## begin The input
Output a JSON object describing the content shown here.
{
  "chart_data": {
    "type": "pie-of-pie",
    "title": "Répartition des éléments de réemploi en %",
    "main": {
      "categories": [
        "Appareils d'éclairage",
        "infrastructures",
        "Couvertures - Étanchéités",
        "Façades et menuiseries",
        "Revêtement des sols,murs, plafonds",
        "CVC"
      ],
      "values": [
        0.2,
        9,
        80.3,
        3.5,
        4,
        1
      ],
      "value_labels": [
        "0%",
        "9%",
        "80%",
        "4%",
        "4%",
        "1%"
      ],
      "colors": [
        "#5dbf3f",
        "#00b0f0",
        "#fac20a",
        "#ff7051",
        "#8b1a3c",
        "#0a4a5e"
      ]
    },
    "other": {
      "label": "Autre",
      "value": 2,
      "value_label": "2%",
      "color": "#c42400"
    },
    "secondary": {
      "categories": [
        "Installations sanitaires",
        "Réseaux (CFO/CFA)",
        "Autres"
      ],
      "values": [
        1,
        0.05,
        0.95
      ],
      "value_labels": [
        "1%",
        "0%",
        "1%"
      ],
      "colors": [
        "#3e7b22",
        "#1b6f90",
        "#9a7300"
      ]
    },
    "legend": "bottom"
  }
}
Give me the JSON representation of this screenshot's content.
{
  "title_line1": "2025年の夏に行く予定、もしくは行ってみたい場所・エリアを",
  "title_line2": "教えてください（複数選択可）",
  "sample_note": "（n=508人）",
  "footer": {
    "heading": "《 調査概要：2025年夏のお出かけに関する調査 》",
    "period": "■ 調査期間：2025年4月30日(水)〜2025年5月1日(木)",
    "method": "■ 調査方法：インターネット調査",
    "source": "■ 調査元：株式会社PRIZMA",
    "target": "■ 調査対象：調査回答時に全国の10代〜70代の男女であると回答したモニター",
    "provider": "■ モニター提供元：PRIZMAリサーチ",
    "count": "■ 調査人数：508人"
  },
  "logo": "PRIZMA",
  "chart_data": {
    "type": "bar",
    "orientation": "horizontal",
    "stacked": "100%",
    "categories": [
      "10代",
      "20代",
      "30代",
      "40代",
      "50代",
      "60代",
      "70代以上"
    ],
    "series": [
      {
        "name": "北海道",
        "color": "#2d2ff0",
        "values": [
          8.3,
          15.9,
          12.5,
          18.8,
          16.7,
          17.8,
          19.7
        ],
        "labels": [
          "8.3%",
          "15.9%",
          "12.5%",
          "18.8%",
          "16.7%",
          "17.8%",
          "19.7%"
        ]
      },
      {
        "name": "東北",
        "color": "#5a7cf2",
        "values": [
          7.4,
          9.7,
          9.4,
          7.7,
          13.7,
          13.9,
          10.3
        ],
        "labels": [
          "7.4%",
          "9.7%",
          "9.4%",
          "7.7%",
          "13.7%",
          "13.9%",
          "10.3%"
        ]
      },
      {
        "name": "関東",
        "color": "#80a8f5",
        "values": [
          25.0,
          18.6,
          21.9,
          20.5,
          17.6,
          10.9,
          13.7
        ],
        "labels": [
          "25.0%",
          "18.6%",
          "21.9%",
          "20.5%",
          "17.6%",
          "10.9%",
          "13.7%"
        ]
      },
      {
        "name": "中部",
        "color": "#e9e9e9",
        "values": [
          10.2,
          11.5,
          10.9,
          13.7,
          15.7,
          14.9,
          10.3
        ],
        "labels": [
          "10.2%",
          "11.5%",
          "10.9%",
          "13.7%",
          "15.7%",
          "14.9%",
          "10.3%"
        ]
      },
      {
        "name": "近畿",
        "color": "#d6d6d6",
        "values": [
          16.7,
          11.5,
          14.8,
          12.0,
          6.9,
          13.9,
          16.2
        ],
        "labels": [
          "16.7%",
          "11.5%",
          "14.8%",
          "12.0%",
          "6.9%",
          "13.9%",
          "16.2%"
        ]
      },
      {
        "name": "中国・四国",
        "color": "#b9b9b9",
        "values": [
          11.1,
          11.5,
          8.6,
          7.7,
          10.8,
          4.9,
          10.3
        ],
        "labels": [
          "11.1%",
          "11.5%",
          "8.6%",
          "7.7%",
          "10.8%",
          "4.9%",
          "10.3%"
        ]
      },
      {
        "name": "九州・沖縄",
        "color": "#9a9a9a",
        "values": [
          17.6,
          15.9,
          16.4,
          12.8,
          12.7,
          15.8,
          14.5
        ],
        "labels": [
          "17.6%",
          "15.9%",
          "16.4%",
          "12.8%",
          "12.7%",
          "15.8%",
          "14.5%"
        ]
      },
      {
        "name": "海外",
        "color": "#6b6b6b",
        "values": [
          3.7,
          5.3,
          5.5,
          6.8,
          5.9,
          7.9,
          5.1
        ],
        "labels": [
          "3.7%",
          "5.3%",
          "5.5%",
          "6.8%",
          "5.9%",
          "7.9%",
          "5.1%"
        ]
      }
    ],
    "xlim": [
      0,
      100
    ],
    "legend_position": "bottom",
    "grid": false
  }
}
## end The input
▶ [Work required] Find and copy each line above that includes the string "name".

▶ [Task output]
        "name": "北海道",
        "name": "東北",
        "name": "関東",
        "name": "中部",
        "name": "近畿",
        "name": "中国・四国",
        "name": "九州・沖縄",
        "name": "海外",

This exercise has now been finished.